Data entries
|---|
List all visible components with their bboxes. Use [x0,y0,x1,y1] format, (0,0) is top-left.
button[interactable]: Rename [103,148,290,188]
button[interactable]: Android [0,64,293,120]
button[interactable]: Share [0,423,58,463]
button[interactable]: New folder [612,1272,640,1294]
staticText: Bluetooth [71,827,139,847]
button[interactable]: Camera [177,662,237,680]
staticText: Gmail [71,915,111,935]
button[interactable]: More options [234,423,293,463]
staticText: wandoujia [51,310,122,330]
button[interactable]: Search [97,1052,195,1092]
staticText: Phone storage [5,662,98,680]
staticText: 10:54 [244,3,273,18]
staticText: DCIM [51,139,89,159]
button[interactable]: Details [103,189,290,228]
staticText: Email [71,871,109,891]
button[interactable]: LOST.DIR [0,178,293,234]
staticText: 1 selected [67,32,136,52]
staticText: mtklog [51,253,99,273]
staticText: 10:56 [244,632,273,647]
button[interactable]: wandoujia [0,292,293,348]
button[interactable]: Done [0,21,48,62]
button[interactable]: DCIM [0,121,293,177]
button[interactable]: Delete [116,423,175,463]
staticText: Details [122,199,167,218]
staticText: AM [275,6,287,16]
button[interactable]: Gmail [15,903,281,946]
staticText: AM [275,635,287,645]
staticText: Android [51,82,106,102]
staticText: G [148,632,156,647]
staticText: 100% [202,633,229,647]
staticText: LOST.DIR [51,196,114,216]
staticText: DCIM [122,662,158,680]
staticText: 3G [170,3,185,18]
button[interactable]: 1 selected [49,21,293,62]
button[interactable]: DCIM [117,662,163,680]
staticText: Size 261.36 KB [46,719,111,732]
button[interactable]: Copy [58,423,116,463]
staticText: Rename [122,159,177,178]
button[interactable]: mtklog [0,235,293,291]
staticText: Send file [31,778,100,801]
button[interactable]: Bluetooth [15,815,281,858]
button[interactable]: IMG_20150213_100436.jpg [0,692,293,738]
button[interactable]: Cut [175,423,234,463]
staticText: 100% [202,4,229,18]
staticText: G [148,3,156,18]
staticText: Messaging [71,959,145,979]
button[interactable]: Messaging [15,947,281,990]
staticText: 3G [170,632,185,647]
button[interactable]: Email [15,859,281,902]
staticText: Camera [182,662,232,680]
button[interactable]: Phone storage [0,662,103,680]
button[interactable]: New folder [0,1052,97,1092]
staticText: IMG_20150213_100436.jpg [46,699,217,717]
|---|
Aim of the exercise
Arrange the stretch of rows above, from their start through the line containing "staticText: Bluetooth [71,827,139,847]", as a numbered list with blank lines omitted.

Response to the exercise
1. List all visible components with their bboxes. Use [x0,y0,x1,y1] format, (0,0) is top-left.
2. button[interactable]: Rename [103,148,290,188]
3. button[interactable]: Android [0,64,293,120]
4. button[interactable]: Share [0,423,58,463]
5. button[interactable]: New folder [612,1272,640,1294]
6. staticText: Bluetooth [71,827,139,847]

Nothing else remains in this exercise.